> [Dataset entries]
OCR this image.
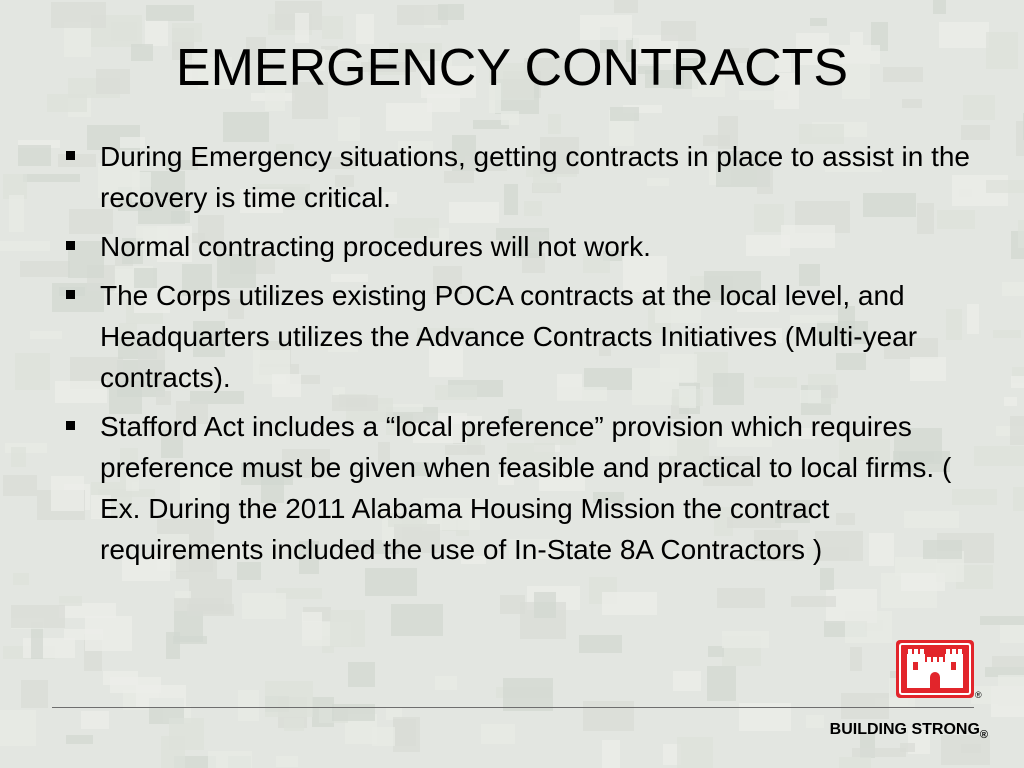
EMERGENCY CONTRACTS
During Emergency situations, getting contracts in place to assist in the recovery is time critical.
Normal contracting procedures will not work.
The Corps utilizes existing POCA contracts at the local level, and Headquarters utilizes the Advance Contracts Initiatives (Multi-year contracts).
Stafford Act includes a “local preference” provision which requires preference must be given when feasible and practical to local firms. ( Ex. During the 2011 Alabama Housing Mission the contract requirements included the use of In-State 8A Contractors )
®
BUILDING $STRONG_®$
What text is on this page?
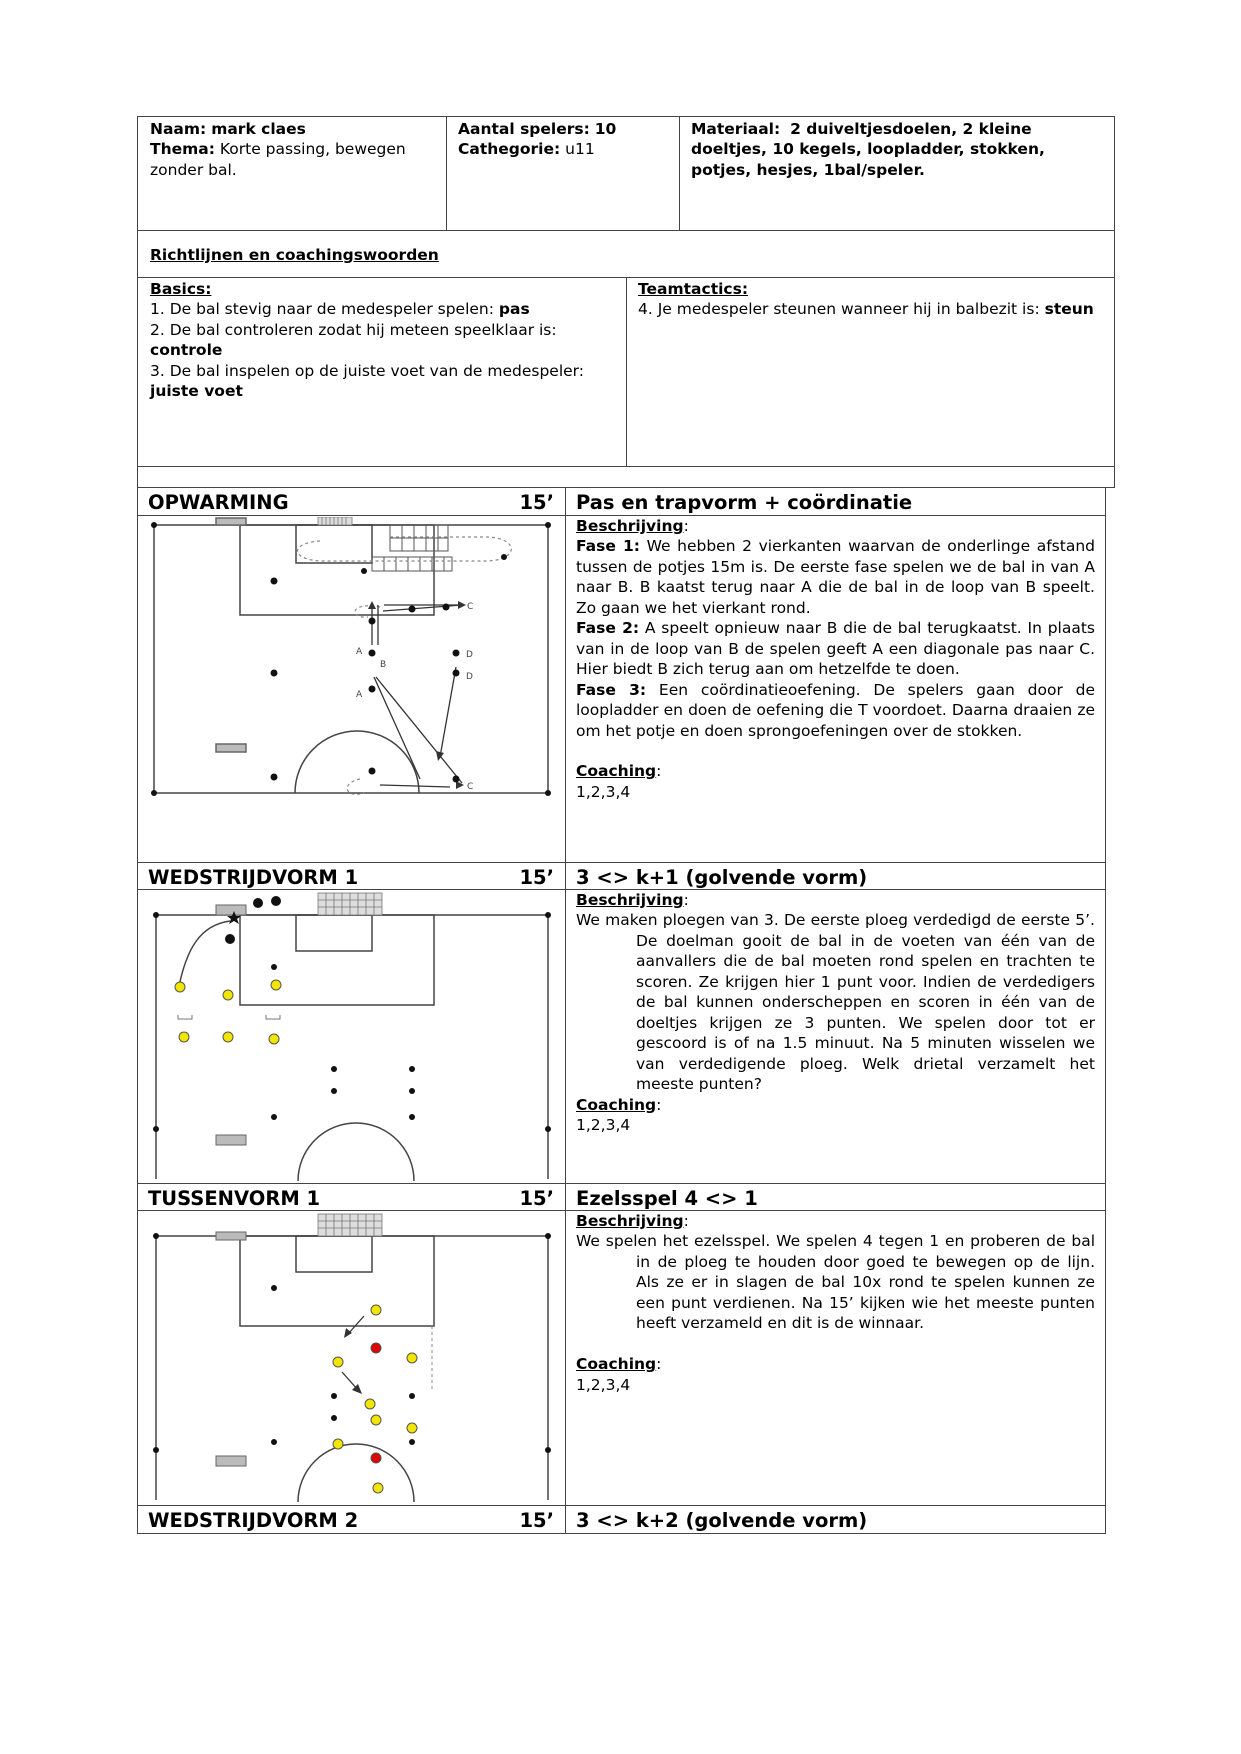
Naam: mark claes
Thema: Korte passing, bewegen zonder bal.
Aantal spelers: 10
Cathegorie: u11
Materiaal: 2 duiveltjesdoelen, 2 kleine doeltjes, 10 kegels, loopladder, stokken, potjes, hesjes, 1bal/speler.
Richtlijnen en coachingswoorden
Basics:
1. De bal stevig naar de medespeler spelen: pas
2. De bal controleren zodat hij meteen speelklaar is: controle
3. De bal inspelen op de juiste voet van de medespeler: juiste voet
Teamtactics:
4. Je medespeler steunen wanneer hij in balbezit is: steun
OPWARMING	15’	Pas en trapvorm + coördinatie
A
A
B
C
C
D
D

Beschrijving:

Fase 1: We hebben 2 vierkanten waarvan de onderlinge afstand tussen de potjes 15m is. De eerste fase spelen we de bal in van A naar B. B kaatst terug naar A die de bal in de loop van B speelt. Zo gaan we het vierkant rond.

Fase 2: A speelt opnieuw naar B die de bal terugkaatst. In plaats van in de loop van B de spelen geeft A een diagonale pas naar C. Hier biedt B zich terug aan om hetzelfde te doen.

Fase 3: Een coördinatieoefening. De spelers gaan door de loopladder en doen de oefening die T voordoet. Daarna draaien ze om het potje en doen sprongoefeningen over de stokken.

Coaching:

1,2,3,4

WEDSTRIJDVORM 1	15’	3 <> k+1 (golvende vorm)

Beschrijving:

We maken ploegen van 3. De eerste ploeg verdedigd de eerste 5’. De doelman gooit de bal in de voeten van één van de aanvallers die de bal moeten rond spelen en trachten te scoren. Ze krijgen hier 1 punt voor. Indien de verdedigers de bal kunnen onderscheppen en scoren in één van de doeltjes krijgen ze 3 punten. We spelen door tot er gescoord is of na 1.5 minuut. Na 5 minuten wisselen we van verdedigende ploeg. Welk drietal verzamelt het meeste punten?

Coaching:

1,2,3,4

TUSSENVORM 1	15’	Ezelsspel 4 <> 1

Beschrijving:

We spelen het ezelsspel. We spelen 4 tegen 1 en proberen de bal in de ploeg te houden door goed te bewegen op de lijn. Als ze er in slagen de bal 10x rond te spelen kunnen ze een punt verdienen. Na 15’ kijken wie het meeste punten heeft verzameld en dit is de winnaar.

Coaching:

1,2,3,4

WEDSTRIJDVORM 2	15’	3 <> k+2 (golvende vorm)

> [What the exercise asks] Print each entry shown above with exact wording and no pictures.

> [Exercise solution]
OCR this image.
EMERGENCY CONTRACTS
During Emergency situations, getting contracts in place to assist in the recovery is time critical.
Normal contracting procedures will not work.
The Corps utilizes existing POCA contracts at the local level, and Headquarters utilizes the Advance Contracts Initiatives (Multi-year contracts).
Stafford Act includes a “local preference” provision which requires preference must be given when feasible and practical to local firms. ( Ex. During the 2011 Alabama Housing Mission the contract requirements included the use of In-State 8A Contractors )
®
BUILDING $STRONG_®$
What text is on this page?
Naam: mark claes
Thema: Korte passing, bewegen zonder bal.
Aantal spelers: 10
Cathegorie: u11
Materiaal: 2 duiveltjesdoelen, 2 kleine doeltjes, 10 kegels, loopladder, stokken, potjes, hesjes, 1bal/speler.
Richtlijnen en coachingswoorden
Basics:
1. De bal stevig naar de medespeler spelen: pas
2. De bal controleren zodat hij meteen speelklaar is: controle
3. De bal inspelen op de juiste voet van de medespeler: juiste voet
Teamtactics:
4. Je medespeler steunen wanneer hij in balbezit is: steun
OPWARMING	15’	Pas en trapvorm + coördinatie
A
A
B
C
C
D
D

Beschrijving:

Fase 1: We hebben 2 vierkanten waarvan de onderlinge afstand tussen de potjes 15m is. De eerste fase spelen we de bal in van A naar B. B kaatst terug naar A die de bal in de loop van B speelt. Zo gaan we het vierkant rond.

Fase 2: A speelt opnieuw naar B die de bal terugkaatst. In plaats van in de loop van B de spelen geeft A een diagonale pas naar C. Hier biedt B zich terug aan om hetzelfde te doen.

Fase 3: Een coördinatieoefening. De spelers gaan door de loopladder en doen de oefening die T voordoet. Daarna draaien ze om het potje en doen sprongoefeningen over de stokken.

Coaching:

1,2,3,4

WEDSTRIJDVORM 1	15’	3 <> k+1 (golvende vorm)

Beschrijving:

We maken ploegen van 3. De eerste ploeg verdedigd de eerste 5’. De doelman gooit de bal in de voeten van één van de aanvallers die de bal moeten rond spelen en trachten te scoren. Ze krijgen hier 1 punt voor. Indien de verdedigers de bal kunnen onderscheppen en scoren in één van de doeltjes krijgen ze 3 punten. We spelen door tot er gescoord is of na 1.5 minuut. Na 5 minuten wisselen we van verdedigende ploeg. Welk drietal verzamelt het meeste punten?

Coaching:

1,2,3,4

TUSSENVORM 1	15’	Ezelsspel 4 <> 1

Beschrijving:

We spelen het ezelsspel. We spelen 4 tegen 1 en proberen de bal in de ploeg te houden door goed te bewegen op de lijn. Als ze er in slagen de bal 10x rond te spelen kunnen ze een punt verdienen. Na 15’ kijken wie het meeste punten heeft verzameld en dit is de winnaar.

Coaching:

1,2,3,4

WEDSTRIJDVORM 2	15’	3 <> k+2 (golvende vorm)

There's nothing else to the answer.